**Provided records**
((
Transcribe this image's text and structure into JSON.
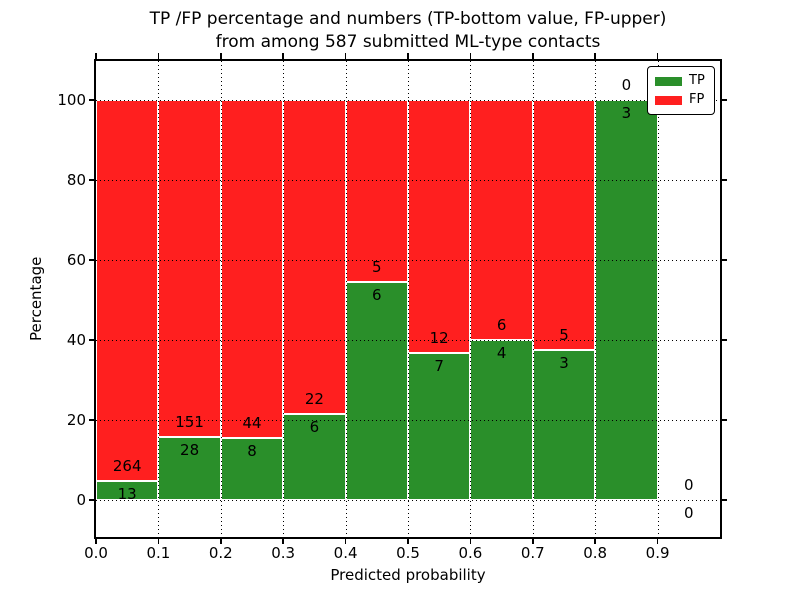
{
  "title": {
    "line1": "TP /FP percentage and numbers (TP-bottom value, FP-upper)",
    "line2": "from among 587 submitted ML-type contacts"
  },
  "axes": {
    "xlabel": "Predicted probability",
    "ylabel": "Percentage",
    "x_tick_labels": [
      "0.0",
      "0.1",
      "0.2",
      "0.3",
      "0.4",
      "0.5",
      "0.6",
      "0.7",
      "0.8",
      "0.9"
    ],
    "y_tick_labels": [
      "0",
      "20",
      "40",
      "60",
      "80",
      "100"
    ]
  },
  "legend": {
    "position": "upper right",
    "items": [
      {
        "label": "TP",
        "color": "#2a8f2a"
      },
      {
        "label": "FP",
        "color": "#ff1f1f"
      }
    ]
  },
  "colors": {
    "tp": "#2a8f2a",
    "fp": "#ff1f1f",
    "bar_edge": "#ffffff",
    "grid": "#000000",
    "text": "#000000",
    "background": "#ffffff"
  },
  "chart_data": {
    "type": "bar",
    "stacked": true,
    "normalized_to_percent": true,
    "title": "TP /FP percentage and numbers (TP-bottom value, FP-upper) from among 587 submitted ML-type contacts",
    "total_contacts": 587,
    "xlabel": "Predicted probability",
    "ylabel": "Percentage",
    "xlim": [
      0.0,
      1.0
    ],
    "ylim": [
      -10,
      110
    ],
    "grid": true,
    "legend_position": "upper right",
    "bin_width": 0.1,
    "series_names": [
      "TP",
      "FP"
    ],
    "bins": [
      {
        "x_start": 0.0,
        "x_end": 0.1,
        "tp": 13,
        "fp": 264
      },
      {
        "x_start": 0.1,
        "x_end": 0.2,
        "tp": 28,
        "fp": 151
      },
      {
        "x_start": 0.2,
        "x_end": 0.3,
        "tp": 8,
        "fp": 44
      },
      {
        "x_start": 0.3,
        "x_end": 0.4,
        "tp": 6,
        "fp": 22
      },
      {
        "x_start": 0.4,
        "x_end": 0.5,
        "tp": 6,
        "fp": 5
      },
      {
        "x_start": 0.5,
        "x_end": 0.6,
        "tp": 7,
        "fp": 12
      },
      {
        "x_start": 0.6,
        "x_end": 0.7,
        "tp": 4,
        "fp": 6
      },
      {
        "x_start": 0.7,
        "x_end": 0.8,
        "tp": 3,
        "fp": 5
      },
      {
        "x_start": 0.8,
        "x_end": 0.9,
        "tp": 3,
        "fp": 0
      },
      {
        "x_start": 0.9,
        "x_end": 1.0,
        "tp": 0,
        "fp": 0
      }
    ]
  }
}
))
**Short task**
Omit the pictures and restate the rest of the records verbatim.

**Complete response**
Transcribe this image's text and structure into JSON.
{
  "title": {
    "line1": "TP /FP percentage and numbers (TP-bottom value, FP-upper)",
    "line2": "from among 587 submitted ML-type contacts"
  },
  "axes": {
    "xlabel": "Predicted probability",
    "ylabel": "Percentage",
    "x_tick_labels": [
      "0.0",
      "0.1",
      "0.2",
      "0.3",
      "0.4",
      "0.5",
      "0.6",
      "0.7",
      "0.8",
      "0.9"
    ],
    "y_tick_labels": [
      "0",
      "20",
      "40",
      "60",
      "80",
      "100"
    ]
  },
  "legend": {
    "position": "upper right",
    "items": [
      {
        "label": "TP",
        "color": "#2a8f2a"
      },
      {
        "label": "FP",
        "color": "#ff1f1f"
      }
    ]
  },
  "colors": {
    "tp": "#2a8f2a",
    "fp": "#ff1f1f",
    "bar_edge": "#ffffff",
    "grid": "#000000",
    "text": "#000000",
    "background": "#ffffff"
  },
  "chart_data": {
    "type": "bar",
    "stacked": true,
    "normalized_to_percent": true,
    "title": "TP /FP percentage and numbers (TP-bottom value, FP-upper) from among 587 submitted ML-type contacts",
    "total_contacts": 587,
    "xlabel": "Predicted probability",
    "ylabel": "Percentage",
    "xlim": [
      0.0,
      1.0
    ],
    "ylim": [
      -10,
      110
    ],
    "grid": true,
    "legend_position": "upper right",
    "bin_width": 0.1,
    "series_names": [
      "TP",
      "FP"
    ],
    "bins": [
      {
        "x_start": 0.0,
        "x_end": 0.1,
        "tp": 13,
        "fp": 264
      },
      {
        "x_start": 0.1,
        "x_end": 0.2,
        "tp": 28,
        "fp": 151
      },
      {
        "x_start": 0.2,
        "x_end": 0.3,
        "tp": 8,
        "fp": 44
      },
      {
        "x_start": 0.3,
        "x_end": 0.4,
        "tp": 6,
        "fp": 22
      },
      {
        "x_start": 0.4,
        "x_end": 0.5,
        "tp": 6,
        "fp": 5
      },
      {
        "x_start": 0.5,
        "x_end": 0.6,
        "tp": 7,
        "fp": 12
      },
      {
        "x_start": 0.6,
        "x_end": 0.7,
        "tp": 4,
        "fp": 6
      },
      {
        "x_start": 0.7,
        "x_end": 0.8,
        "tp": 3,
        "fp": 5
      },
      {
        "x_start": 0.8,
        "x_end": 0.9,
        "tp": 3,
        "fp": 0
      },
      {
        "x_start": 0.9,
        "x_end": 1.0,
        "tp": 0,
        "fp": 0
      }
    ]
  }
}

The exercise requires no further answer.